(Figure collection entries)
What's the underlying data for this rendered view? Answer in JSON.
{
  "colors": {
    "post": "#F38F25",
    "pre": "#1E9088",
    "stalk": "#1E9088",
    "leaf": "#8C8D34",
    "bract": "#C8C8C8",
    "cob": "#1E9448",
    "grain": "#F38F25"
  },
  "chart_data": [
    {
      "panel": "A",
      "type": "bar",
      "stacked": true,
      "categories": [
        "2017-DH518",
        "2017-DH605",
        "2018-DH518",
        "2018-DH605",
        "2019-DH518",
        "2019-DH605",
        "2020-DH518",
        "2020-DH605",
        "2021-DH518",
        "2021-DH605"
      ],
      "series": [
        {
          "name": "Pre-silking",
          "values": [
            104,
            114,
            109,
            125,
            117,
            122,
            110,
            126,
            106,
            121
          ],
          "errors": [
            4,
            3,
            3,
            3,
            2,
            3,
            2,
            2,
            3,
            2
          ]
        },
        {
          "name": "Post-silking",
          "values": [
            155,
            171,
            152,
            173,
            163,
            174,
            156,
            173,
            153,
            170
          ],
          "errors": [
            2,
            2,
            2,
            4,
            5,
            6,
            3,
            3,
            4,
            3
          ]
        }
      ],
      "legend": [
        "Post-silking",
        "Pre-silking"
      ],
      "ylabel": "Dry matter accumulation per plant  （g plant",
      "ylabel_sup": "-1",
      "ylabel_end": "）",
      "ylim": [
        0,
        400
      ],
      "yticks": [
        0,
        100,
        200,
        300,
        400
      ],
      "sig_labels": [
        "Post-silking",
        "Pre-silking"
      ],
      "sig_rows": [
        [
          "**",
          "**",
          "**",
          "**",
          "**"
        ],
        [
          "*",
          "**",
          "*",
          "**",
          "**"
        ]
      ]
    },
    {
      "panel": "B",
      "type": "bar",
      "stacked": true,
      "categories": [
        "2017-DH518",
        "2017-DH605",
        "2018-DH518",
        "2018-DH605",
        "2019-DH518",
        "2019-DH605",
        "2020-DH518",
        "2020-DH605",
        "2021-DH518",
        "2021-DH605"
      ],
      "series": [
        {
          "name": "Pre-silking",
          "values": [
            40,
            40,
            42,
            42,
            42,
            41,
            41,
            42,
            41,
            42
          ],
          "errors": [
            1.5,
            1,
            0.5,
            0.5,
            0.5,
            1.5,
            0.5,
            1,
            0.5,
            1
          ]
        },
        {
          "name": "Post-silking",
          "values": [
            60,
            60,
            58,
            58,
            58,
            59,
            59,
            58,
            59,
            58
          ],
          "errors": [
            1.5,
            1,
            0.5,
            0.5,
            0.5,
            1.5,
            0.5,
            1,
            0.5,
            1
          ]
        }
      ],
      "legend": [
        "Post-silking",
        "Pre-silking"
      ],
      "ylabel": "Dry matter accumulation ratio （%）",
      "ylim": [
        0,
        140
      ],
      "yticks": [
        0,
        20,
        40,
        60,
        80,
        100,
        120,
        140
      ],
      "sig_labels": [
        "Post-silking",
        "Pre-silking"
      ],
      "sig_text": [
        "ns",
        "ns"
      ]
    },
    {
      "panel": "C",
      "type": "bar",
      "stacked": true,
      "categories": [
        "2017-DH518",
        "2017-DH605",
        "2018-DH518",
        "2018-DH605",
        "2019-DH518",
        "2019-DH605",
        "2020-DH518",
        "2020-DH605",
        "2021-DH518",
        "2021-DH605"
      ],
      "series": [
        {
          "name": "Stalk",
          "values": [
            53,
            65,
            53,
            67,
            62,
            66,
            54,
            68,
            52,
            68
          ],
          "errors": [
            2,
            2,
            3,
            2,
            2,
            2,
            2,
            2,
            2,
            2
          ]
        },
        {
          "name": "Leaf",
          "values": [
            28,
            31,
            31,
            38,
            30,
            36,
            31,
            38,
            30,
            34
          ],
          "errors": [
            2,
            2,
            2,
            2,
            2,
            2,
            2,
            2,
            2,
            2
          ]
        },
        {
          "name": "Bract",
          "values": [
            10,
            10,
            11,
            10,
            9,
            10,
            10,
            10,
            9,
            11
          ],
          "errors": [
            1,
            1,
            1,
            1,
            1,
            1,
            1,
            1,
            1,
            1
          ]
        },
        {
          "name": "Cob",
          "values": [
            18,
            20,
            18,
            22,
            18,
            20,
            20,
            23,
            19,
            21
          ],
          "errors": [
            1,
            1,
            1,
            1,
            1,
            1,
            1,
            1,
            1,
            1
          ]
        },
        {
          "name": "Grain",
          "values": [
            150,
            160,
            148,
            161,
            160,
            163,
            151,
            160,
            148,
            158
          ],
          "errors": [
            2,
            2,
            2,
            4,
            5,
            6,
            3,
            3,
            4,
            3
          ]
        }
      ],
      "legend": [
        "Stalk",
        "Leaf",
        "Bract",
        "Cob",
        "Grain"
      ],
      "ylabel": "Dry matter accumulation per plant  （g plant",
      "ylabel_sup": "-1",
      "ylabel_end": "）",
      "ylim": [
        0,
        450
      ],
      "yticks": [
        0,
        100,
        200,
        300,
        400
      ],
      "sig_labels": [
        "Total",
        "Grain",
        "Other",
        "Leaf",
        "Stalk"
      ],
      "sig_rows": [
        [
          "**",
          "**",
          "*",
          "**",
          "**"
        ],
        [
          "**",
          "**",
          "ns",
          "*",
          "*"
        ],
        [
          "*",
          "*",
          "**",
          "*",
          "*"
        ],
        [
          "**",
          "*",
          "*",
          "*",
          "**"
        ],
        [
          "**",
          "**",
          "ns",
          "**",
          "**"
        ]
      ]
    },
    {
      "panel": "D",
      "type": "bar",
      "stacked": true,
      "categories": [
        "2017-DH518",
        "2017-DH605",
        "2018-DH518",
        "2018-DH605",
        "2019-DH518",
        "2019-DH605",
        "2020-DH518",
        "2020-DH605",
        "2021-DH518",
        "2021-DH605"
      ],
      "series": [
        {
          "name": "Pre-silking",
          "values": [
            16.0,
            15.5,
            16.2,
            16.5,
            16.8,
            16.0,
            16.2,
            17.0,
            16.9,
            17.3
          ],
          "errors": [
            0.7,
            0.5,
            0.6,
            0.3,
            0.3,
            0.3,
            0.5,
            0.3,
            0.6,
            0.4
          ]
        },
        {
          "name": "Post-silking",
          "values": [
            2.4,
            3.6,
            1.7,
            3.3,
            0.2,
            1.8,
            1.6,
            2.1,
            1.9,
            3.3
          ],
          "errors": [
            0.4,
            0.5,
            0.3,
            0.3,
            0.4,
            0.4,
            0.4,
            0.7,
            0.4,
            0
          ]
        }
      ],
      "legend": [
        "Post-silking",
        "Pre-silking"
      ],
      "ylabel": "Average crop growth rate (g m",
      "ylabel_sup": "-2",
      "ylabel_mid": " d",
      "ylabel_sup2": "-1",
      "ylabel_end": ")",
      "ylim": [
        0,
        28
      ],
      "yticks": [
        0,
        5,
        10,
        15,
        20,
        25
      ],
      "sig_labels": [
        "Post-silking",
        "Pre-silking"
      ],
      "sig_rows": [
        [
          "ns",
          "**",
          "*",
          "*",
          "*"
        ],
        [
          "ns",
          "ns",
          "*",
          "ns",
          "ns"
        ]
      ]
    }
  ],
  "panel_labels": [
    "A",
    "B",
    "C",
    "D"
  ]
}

_Set problem_
Retype every record above exactly as written.

_Task solution_
What's the underlying data for this rendered view? Answer in JSON.
{
  "colors": {
    "post": "#F38F25",
    "pre": "#1E9088",
    "stalk": "#1E9088",
    "leaf": "#8C8D34",
    "bract": "#C8C8C8",
    "cob": "#1E9448",
    "grain": "#F38F25"
  },
  "chart_data": [
    {
      "panel": "A",
      "type": "bar",
      "stacked": true,
      "categories": [
        "2017-DH518",
        "2017-DH605",
        "2018-DH518",
        "2018-DH605",
        "2019-DH518",
        "2019-DH605",
        "2020-DH518",
        "2020-DH605",
        "2021-DH518",
        "2021-DH605"
      ],
      "series": [
        {
          "name": "Pre-silking",
          "values": [
            104,
            114,
            109,
            125,
            117,
            122,
            110,
            126,
            106,
            121
          ],
          "errors": [
            4,
            3,
            3,
            3,
            2,
            3,
            2,
            2,
            3,
            2
          ]
        },
        {
          "name": "Post-silking",
          "values": [
            155,
            171,
            152,
            173,
            163,
            174,
            156,
            173,
            153,
            170
          ],
          "errors": [
            2,
            2,
            2,
            4,
            5,
            6,
            3,
            3,
            4,
            3
          ]
        }
      ],
      "legend": [
        "Post-silking",
        "Pre-silking"
      ],
      "ylabel": "Dry matter accumulation per plant  （g plant",
      "ylabel_sup": "-1",
      "ylabel_end": "）",
      "ylim": [
        0,
        400
      ],
      "yticks": [
        0,
        100,
        200,
        300,
        400
      ],
      "sig_labels": [
        "Post-silking",
        "Pre-silking"
      ],
      "sig_rows": [
        [
          "**",
          "**",
          "**",
          "**",
          "**"
        ],
        [
          "*",
          "**",
          "*",
          "**",
          "**"
        ]
      ]
    },
    {
      "panel": "B",
      "type": "bar",
      "stacked": true,
      "categories": [
        "2017-DH518",
        "2017-DH605",
        "2018-DH518",
        "2018-DH605",
        "2019-DH518",
        "2019-DH605",
        "2020-DH518",
        "2020-DH605",
        "2021-DH518",
        "2021-DH605"
      ],
      "series": [
        {
          "name": "Pre-silking",
          "values": [
            40,
            40,
            42,
            42,
            42,
            41,
            41,
            42,
            41,
            42
          ],
          "errors": [
            1.5,
            1,
            0.5,
            0.5,
            0.5,
            1.5,
            0.5,
            1,
            0.5,
            1
          ]
        },
        {
          "name": "Post-silking",
          "values": [
            60,
            60,
            58,
            58,
            58,
            59,
            59,
            58,
            59,
            58
          ],
          "errors": [
            1.5,
            1,
            0.5,
            0.5,
            0.5,
            1.5,
            0.5,
            1,
            0.5,
            1
          ]
        }
      ],
      "legend": [
        "Post-silking",
        "Pre-silking"
      ],
      "ylabel": "Dry matter accumulation ratio （%）",
      "ylim": [
        0,
        140
      ],
      "yticks": [
        0,
        20,
        40,
        60,
        80,
        100,
        120,
        140
      ],
      "sig_labels": [
        "Post-silking",
        "Pre-silking"
      ],
      "sig_text": [
        "ns",
        "ns"
      ]
    },
    {
      "panel": "C",
      "type": "bar",
      "stacked": true,
      "categories": [
        "2017-DH518",
        "2017-DH605",
        "2018-DH518",
        "2018-DH605",
        "2019-DH518",
        "2019-DH605",
        "2020-DH518",
        "2020-DH605",
        "2021-DH518",
        "2021-DH605"
      ],
      "series": [
        {
          "name": "Stalk",
          "values": [
            53,
            65,
            53,
            67,
            62,
            66,
            54,
            68,
            52,
            68
          ],
          "errors": [
            2,
            2,
            3,
            2,
            2,
            2,
            2,
            2,
            2,
            2
          ]
        },
        {
          "name": "Leaf",
          "values": [
            28,
            31,
            31,
            38,
            30,
            36,
            31,
            38,
            30,
            34
          ],
          "errors": [
            2,
            2,
            2,
            2,
            2,
            2,
            2,
            2,
            2,
            2
          ]
        },
        {
          "name": "Bract",
          "values": [
            10,
            10,
            11,
            10,
            9,
            10,
            10,
            10,
            9,
            11
          ],
          "errors": [
            1,
            1,
            1,
            1,
            1,
            1,
            1,
            1,
            1,
            1
          ]
        },
        {
          "name": "Cob",
          "values": [
            18,
            20,
            18,
            22,
            18,
            20,
            20,
            23,
            19,
            21
          ],
          "errors": [
            1,
            1,
            1,
            1,
            1,
            1,
            1,
            1,
            1,
            1
          ]
        },
        {
          "name": "Grain",
          "values": [
            150,
            160,
            148,
            161,
            160,
            163,
            151,
            160,
            148,
            158
          ],
          "errors": [
            2,
            2,
            2,
            4,
            5,
            6,
            3,
            3,
            4,
            3
          ]
        }
      ],
      "legend": [
        "Stalk",
        "Leaf",
        "Bract",
        "Cob",
        "Grain"
      ],
      "ylabel": "Dry matter accumulation per plant  （g plant",
      "ylabel_sup": "-1",
      "ylabel_end": "）",
      "ylim": [
        0,
        450
      ],
      "yticks": [
        0,
        100,
        200,
        300,
        400
      ],
      "sig_labels": [
        "Total",
        "Grain",
        "Other",
        "Leaf",
        "Stalk"
      ],
      "sig_rows": [
        [
          "**",
          "**",
          "*",
          "**",
          "**"
        ],
        [
          "**",
          "**",
          "ns",
          "*",
          "*"
        ],
        [
          "*",
          "*",
          "**",
          "*",
          "*"
        ],
        [
          "**",
          "*",
          "*",
          "*",
          "**"
        ],
        [
          "**",
          "**",
          "ns",
          "**",
          "**"
        ]
      ]
    },
    {
      "panel": "D",
      "type": "bar",
      "stacked": true,
      "categories": [
        "2017-DH518",
        "2017-DH605",
        "2018-DH518",
        "2018-DH605",
        "2019-DH518",
        "2019-DH605",
        "2020-DH518",
        "2020-DH605",
        "2021-DH518",
        "2021-DH605"
      ],
      "series": [
        {
          "name": "Pre-silking",
          "values": [
            16.0,
            15.5,
            16.2,
            16.5,
            16.8,
            16.0,
            16.2,
            17.0,
            16.9,
            17.3
          ],
          "errors": [
            0.7,
            0.5,
            0.6,
            0.3,
            0.3,
            0.3,
            0.5,
            0.3,
            0.6,
            0.4
          ]
        },
        {
          "name": "Post-silking",
          "values": [
            2.4,
            3.6,
            1.7,
            3.3,
            0.2,
            1.8,
            1.6,
            2.1,
            1.9,
            3.3
          ],
          "errors": [
            0.4,
            0.5,
            0.3,
            0.3,
            0.4,
            0.4,
            0.4,
            0.7,
            0.4,
            0
          ]
        }
      ],
      "legend": [
        "Post-silking",
        "Pre-silking"
      ],
      "ylabel": "Average crop growth rate (g m",
      "ylabel_sup": "-2",
      "ylabel_mid": " d",
      "ylabel_sup2": "-1",
      "ylabel_end": ")",
      "ylim": [
        0,
        28
      ],
      "yticks": [
        0,
        5,
        10,
        15,
        20,
        25
      ],
      "sig_labels": [
        "Post-silking",
        "Pre-silking"
      ],
      "sig_rows": [
        [
          "ns",
          "**",
          "*",
          "*",
          "*"
        ],
        [
          "ns",
          "ns",
          "*",
          "ns",
          "ns"
        ]
      ]
    }
  ],
  "panel_labels": [
    "A",
    "B",
    "C",
    "D"
  ]
}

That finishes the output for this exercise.